Transcribe all of the material exactly. Any picture in it should be left out.
+++ EXCERPTED DATA +++
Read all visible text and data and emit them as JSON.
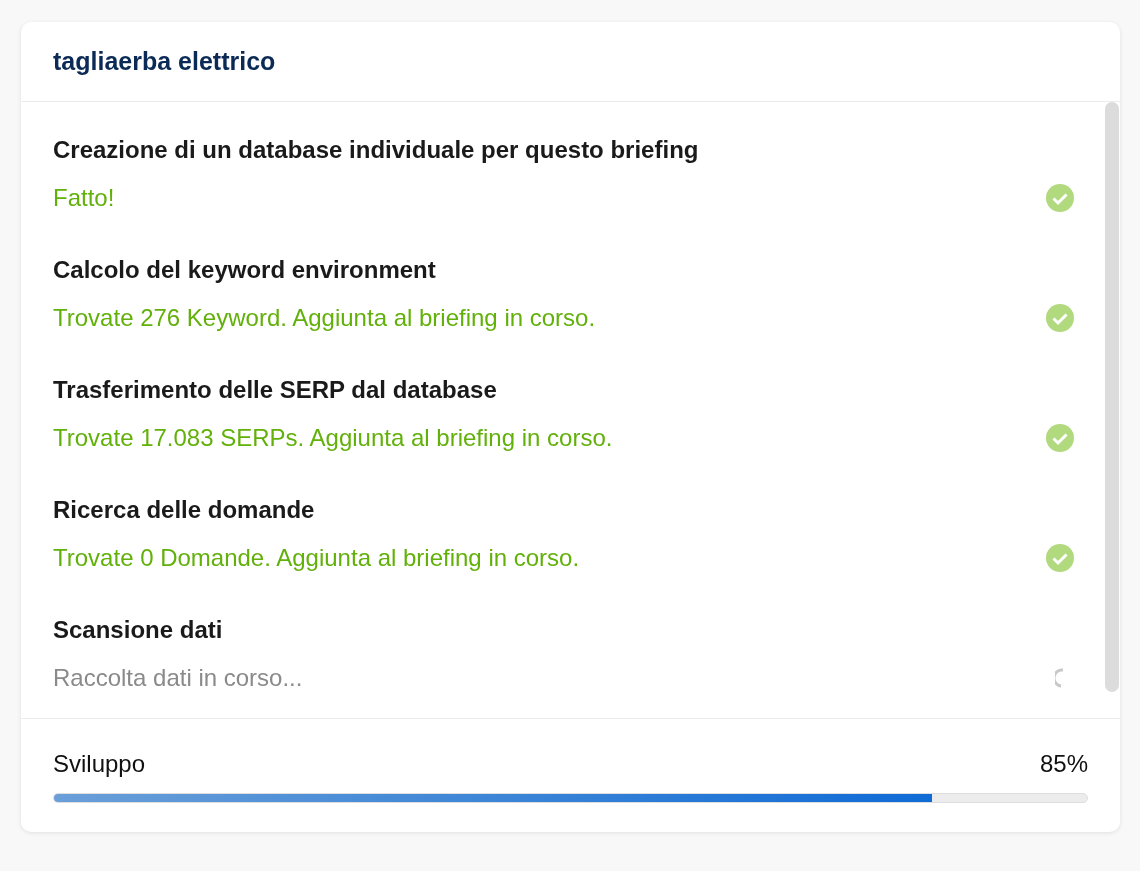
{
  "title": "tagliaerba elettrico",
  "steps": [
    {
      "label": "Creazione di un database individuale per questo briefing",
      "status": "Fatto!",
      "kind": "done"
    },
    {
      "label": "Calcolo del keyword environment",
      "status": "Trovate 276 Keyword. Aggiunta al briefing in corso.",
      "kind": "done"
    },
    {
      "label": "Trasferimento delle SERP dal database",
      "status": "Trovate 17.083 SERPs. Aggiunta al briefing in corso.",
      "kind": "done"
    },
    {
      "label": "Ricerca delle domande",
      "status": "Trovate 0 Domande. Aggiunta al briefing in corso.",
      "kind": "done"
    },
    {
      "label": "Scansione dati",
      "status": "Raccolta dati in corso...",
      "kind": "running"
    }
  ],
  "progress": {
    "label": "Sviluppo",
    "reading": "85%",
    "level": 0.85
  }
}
+++
**THE ANSWER**
Read all visible text and data and emit them as JSON.
{
  "title": "tagliaerba elettrico",
  "steps": [
    {
      "label": "Creazione di un database individuale per questo briefing",
      "status": "Fatto!",
      "kind": "done"
    },
    {
      "label": "Calcolo del keyword environment",
      "status": "Trovate 276 Keyword. Aggiunta al briefing in corso.",
      "kind": "done"
    },
    {
      "label": "Trasferimento delle SERP dal database",
      "status": "Trovate 17.083 SERPs. Aggiunta al briefing in corso.",
      "kind": "done"
    },
    {
      "label": "Ricerca delle domande",
      "status": "Trovate 0 Domande. Aggiunta al briefing in corso.",
      "kind": "done"
    },
    {
      "label": "Scansione dati",
      "status": "Raccolta dati in corso...",
      "kind": "running"
    }
  ],
  "progress": {
    "label": "Sviluppo",
    "reading": "85%",
    "level": 0.85
  }
}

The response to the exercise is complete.